- [TO BE DONE]
Check each line below for the word "Opzioni", and copy those that have it.

Extracted records:

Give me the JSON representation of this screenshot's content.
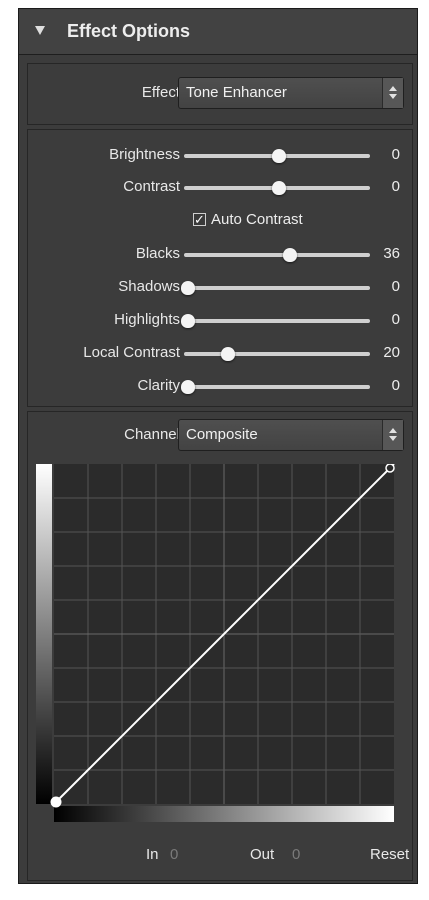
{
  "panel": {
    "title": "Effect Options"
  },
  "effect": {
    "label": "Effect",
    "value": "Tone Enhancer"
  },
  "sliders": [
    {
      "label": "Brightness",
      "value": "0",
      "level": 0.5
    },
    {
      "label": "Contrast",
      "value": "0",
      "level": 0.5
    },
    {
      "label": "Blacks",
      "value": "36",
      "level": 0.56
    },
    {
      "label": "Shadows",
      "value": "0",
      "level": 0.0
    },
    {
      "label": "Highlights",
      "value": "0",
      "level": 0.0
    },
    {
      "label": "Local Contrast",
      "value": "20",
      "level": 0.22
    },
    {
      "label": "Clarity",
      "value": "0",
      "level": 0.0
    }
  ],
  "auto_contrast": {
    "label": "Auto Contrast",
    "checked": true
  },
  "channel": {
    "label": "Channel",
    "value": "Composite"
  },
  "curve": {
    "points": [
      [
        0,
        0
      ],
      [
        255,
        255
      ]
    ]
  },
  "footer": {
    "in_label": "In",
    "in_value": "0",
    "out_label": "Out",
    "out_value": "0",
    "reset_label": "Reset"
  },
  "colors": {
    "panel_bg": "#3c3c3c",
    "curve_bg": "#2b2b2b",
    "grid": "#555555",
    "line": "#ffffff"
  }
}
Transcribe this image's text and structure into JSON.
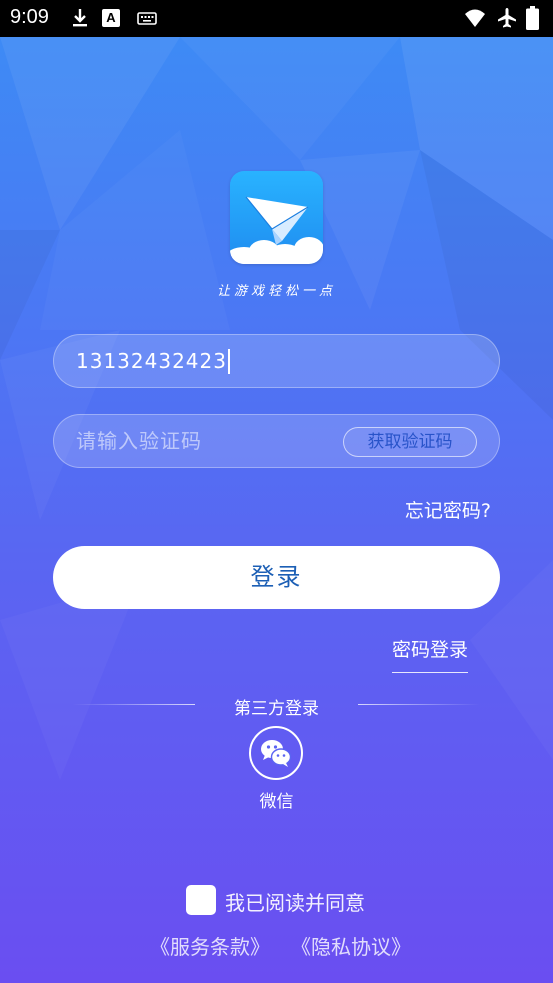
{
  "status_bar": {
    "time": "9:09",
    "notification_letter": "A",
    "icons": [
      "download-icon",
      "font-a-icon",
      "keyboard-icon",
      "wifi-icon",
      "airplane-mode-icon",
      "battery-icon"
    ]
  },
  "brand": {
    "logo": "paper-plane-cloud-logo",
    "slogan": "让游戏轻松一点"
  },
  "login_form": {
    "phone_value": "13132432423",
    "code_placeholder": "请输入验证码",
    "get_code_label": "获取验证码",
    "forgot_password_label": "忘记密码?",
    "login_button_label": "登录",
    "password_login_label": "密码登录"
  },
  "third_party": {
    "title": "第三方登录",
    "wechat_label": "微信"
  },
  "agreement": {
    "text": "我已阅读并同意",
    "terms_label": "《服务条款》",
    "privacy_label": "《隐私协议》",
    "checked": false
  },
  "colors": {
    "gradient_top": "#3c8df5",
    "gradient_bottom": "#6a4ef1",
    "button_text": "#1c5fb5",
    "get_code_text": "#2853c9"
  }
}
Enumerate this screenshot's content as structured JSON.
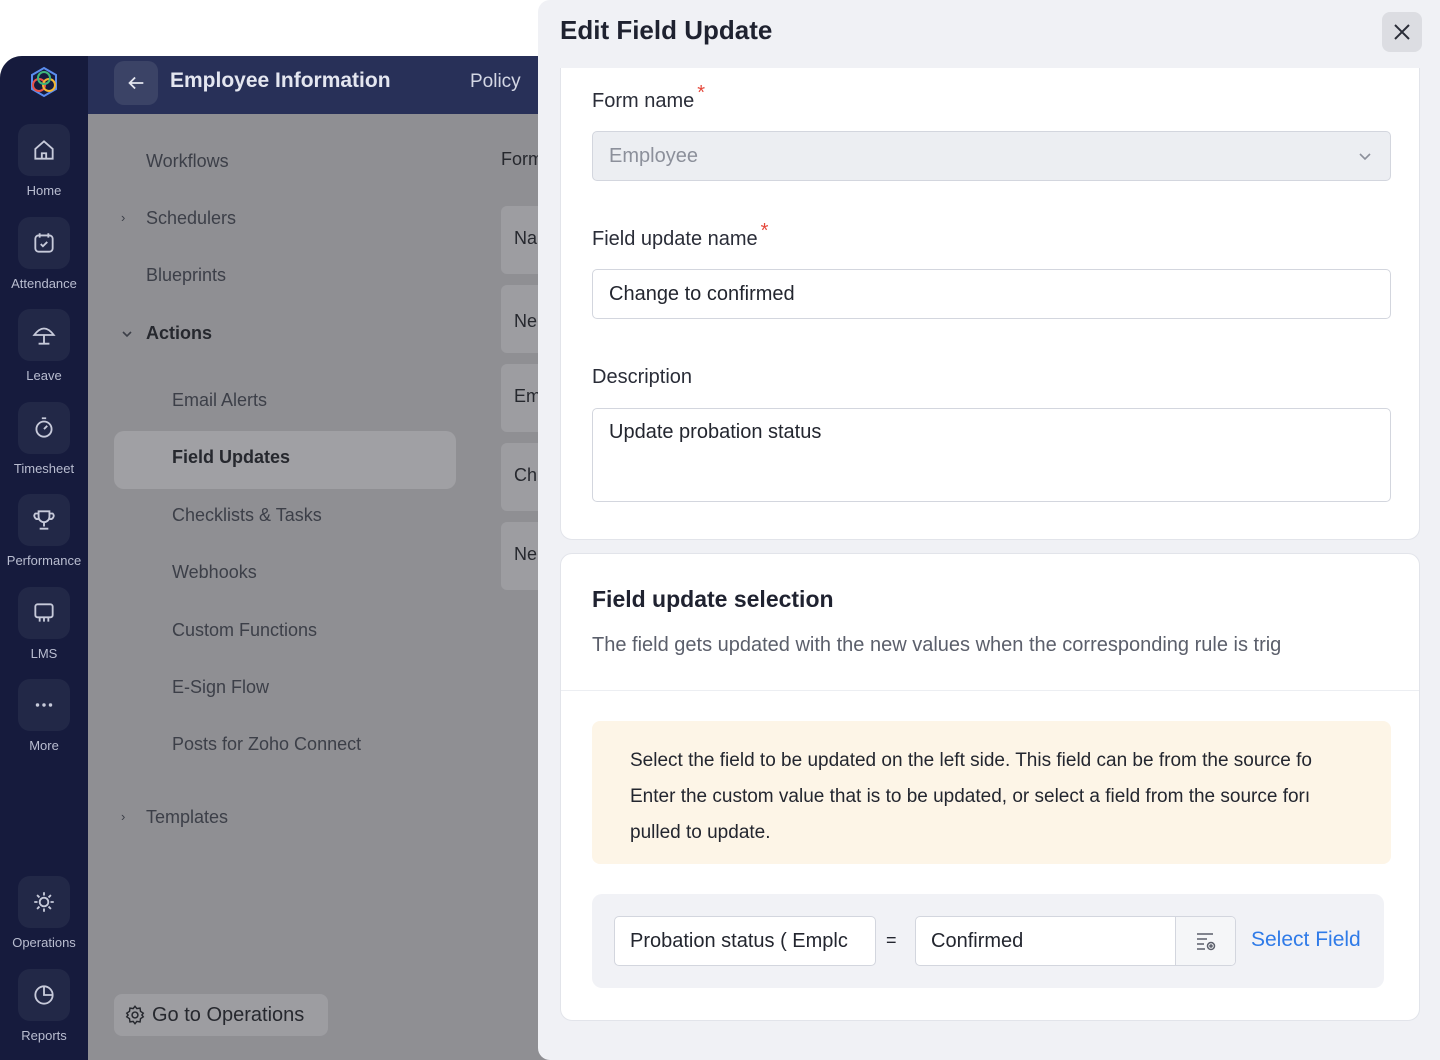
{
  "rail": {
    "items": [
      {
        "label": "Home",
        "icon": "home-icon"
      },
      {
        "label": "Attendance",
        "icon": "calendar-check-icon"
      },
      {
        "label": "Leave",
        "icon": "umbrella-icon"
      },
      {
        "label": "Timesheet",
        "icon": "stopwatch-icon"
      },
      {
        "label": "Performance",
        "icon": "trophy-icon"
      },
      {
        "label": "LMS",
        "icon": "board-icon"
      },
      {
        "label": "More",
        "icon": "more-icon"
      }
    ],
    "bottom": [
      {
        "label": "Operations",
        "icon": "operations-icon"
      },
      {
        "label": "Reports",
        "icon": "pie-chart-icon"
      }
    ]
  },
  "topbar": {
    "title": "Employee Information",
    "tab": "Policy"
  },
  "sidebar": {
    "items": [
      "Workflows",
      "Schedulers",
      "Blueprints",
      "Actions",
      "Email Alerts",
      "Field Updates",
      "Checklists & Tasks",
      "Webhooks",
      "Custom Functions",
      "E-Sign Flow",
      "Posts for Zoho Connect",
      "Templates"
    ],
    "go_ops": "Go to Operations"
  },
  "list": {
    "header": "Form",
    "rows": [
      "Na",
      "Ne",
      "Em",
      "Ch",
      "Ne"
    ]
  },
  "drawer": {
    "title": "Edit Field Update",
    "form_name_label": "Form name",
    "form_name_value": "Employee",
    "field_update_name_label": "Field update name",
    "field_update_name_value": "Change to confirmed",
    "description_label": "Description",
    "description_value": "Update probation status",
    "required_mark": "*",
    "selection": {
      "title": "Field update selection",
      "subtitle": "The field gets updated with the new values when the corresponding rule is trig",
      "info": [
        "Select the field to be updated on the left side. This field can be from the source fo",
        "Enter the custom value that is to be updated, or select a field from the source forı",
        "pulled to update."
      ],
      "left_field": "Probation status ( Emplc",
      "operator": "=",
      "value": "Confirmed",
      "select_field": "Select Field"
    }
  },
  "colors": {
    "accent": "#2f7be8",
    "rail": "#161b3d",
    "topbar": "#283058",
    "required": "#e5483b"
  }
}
* * *
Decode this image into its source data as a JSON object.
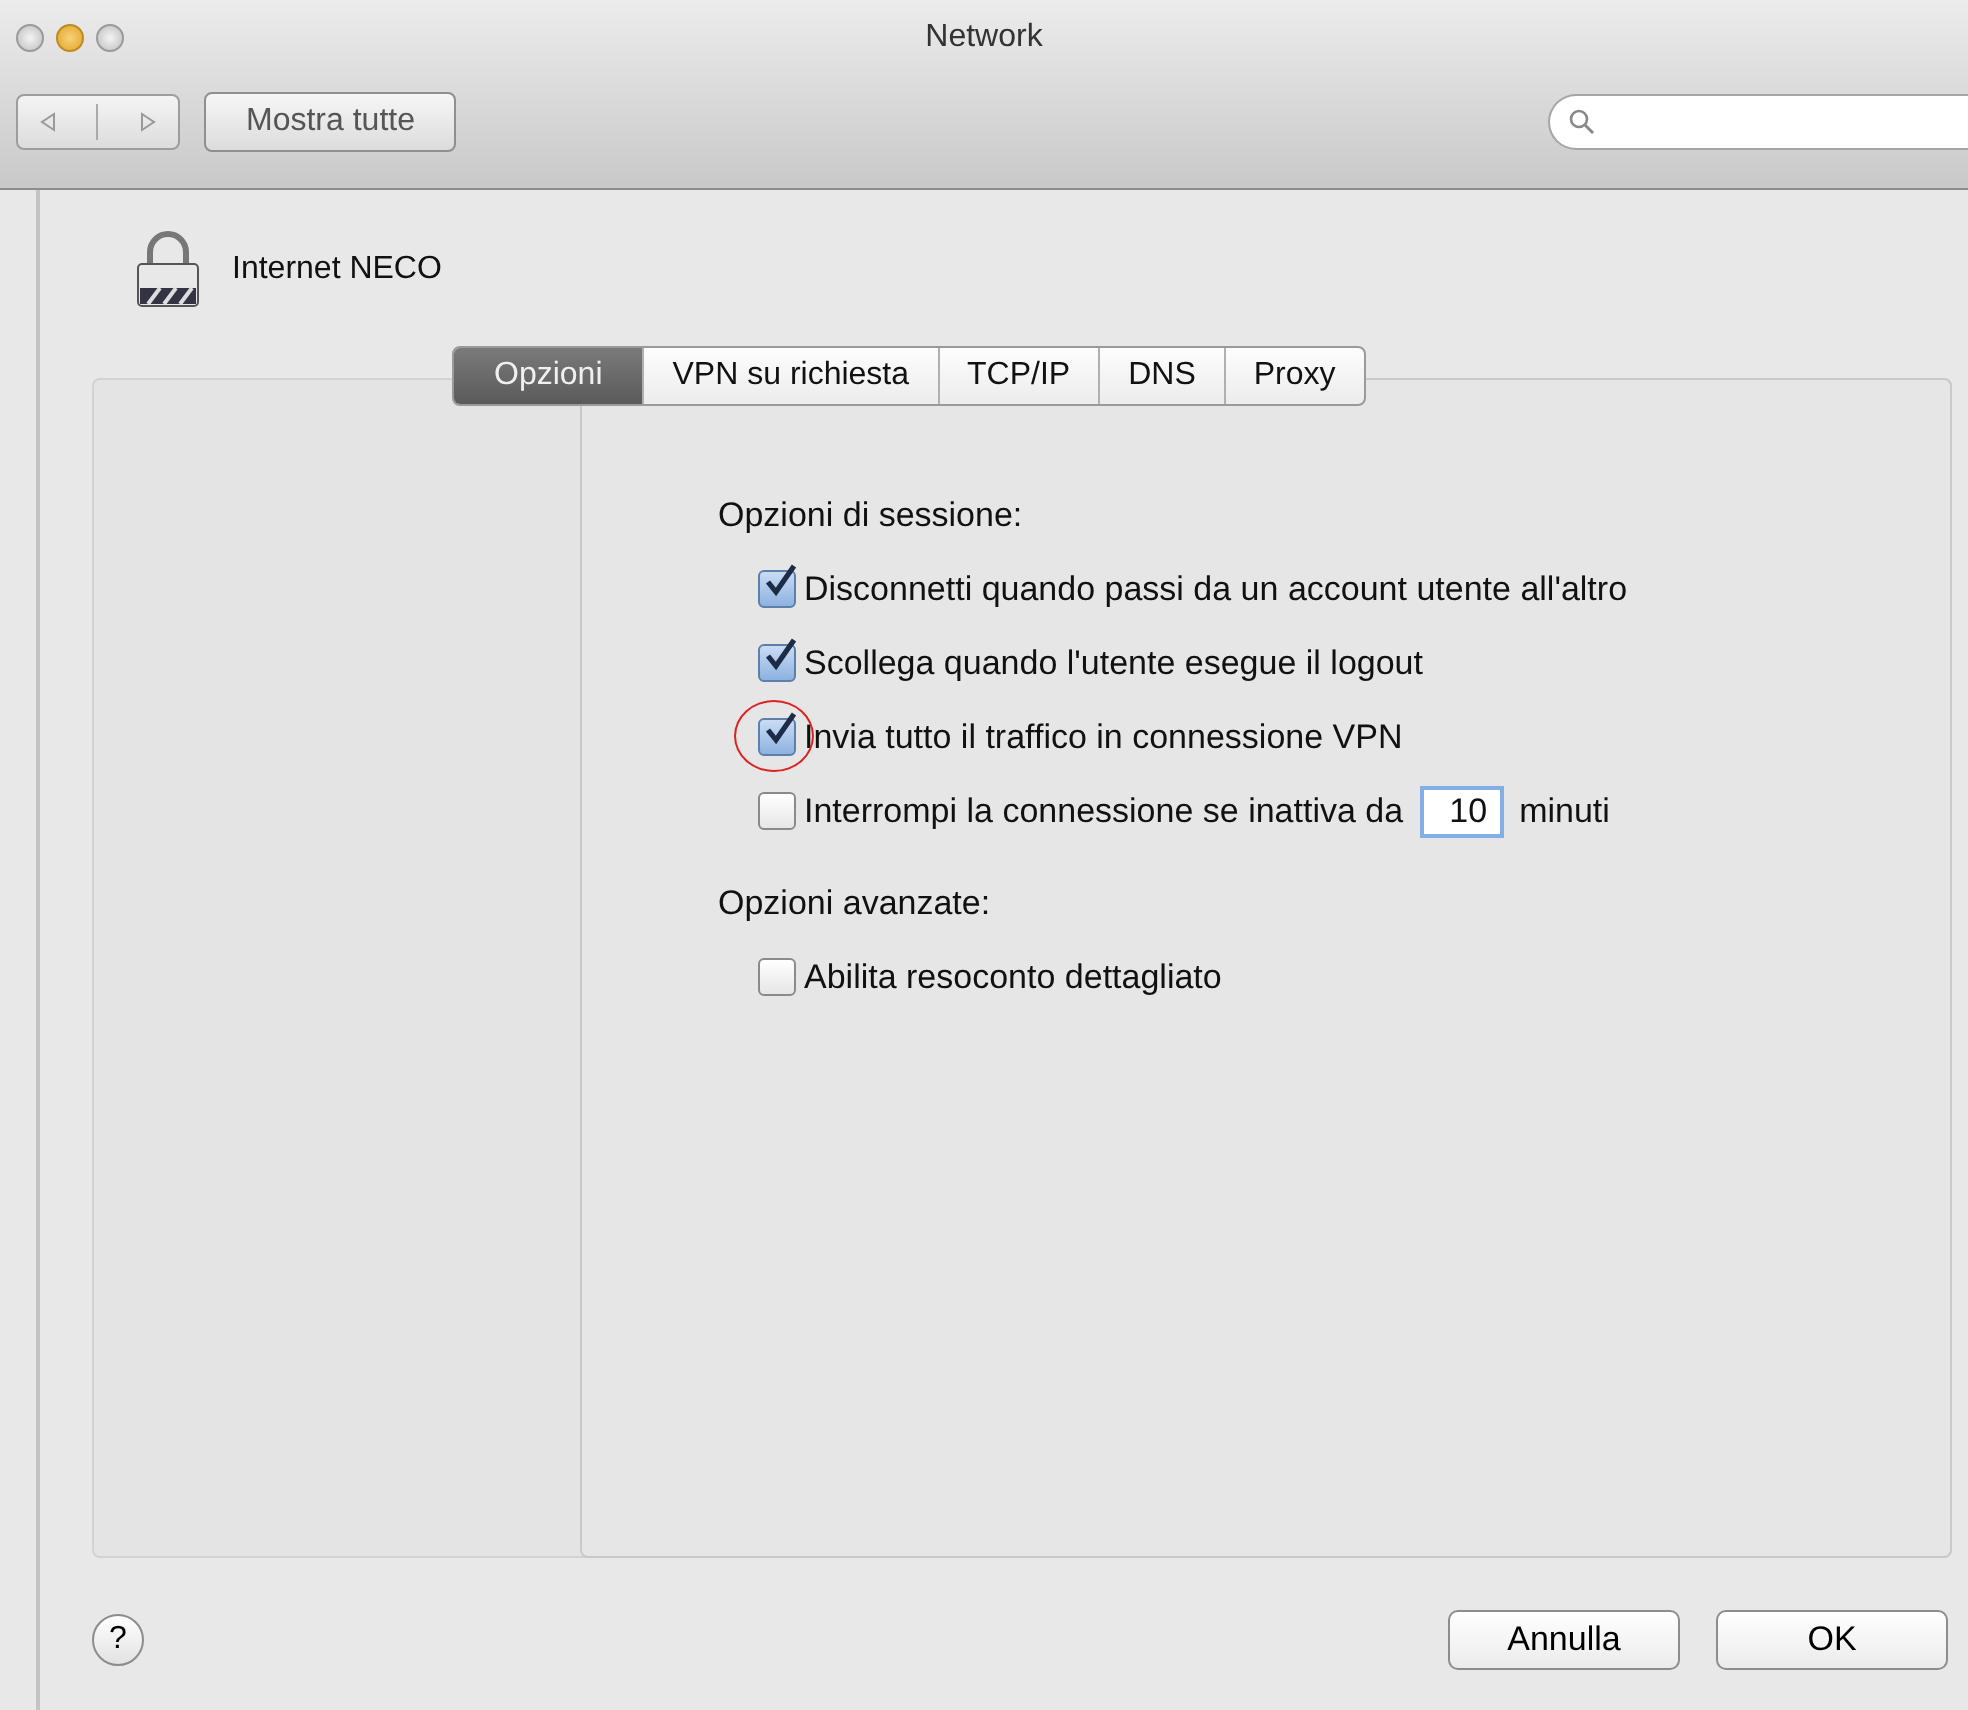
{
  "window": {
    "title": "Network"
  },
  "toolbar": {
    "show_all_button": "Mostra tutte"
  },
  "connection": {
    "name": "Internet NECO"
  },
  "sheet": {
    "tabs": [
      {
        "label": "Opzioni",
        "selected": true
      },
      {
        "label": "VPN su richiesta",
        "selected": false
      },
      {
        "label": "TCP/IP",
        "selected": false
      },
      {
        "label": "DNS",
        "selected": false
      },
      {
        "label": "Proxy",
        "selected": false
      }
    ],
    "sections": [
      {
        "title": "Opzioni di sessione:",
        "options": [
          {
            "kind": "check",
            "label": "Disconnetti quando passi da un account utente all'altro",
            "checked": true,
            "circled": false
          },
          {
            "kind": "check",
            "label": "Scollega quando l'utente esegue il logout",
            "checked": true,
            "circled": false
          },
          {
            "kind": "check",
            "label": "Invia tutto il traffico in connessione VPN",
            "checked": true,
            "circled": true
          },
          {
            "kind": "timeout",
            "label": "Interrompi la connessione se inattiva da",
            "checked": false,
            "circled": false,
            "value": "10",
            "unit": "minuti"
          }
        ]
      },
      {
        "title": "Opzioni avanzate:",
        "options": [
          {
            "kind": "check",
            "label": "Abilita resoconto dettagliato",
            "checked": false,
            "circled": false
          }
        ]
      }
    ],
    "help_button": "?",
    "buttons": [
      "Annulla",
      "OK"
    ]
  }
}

- [THE RESPONSE]
        "label": "Opzioni",
        "title": "Opzioni di sessione:",
        "title": "Opzioni avanzate:",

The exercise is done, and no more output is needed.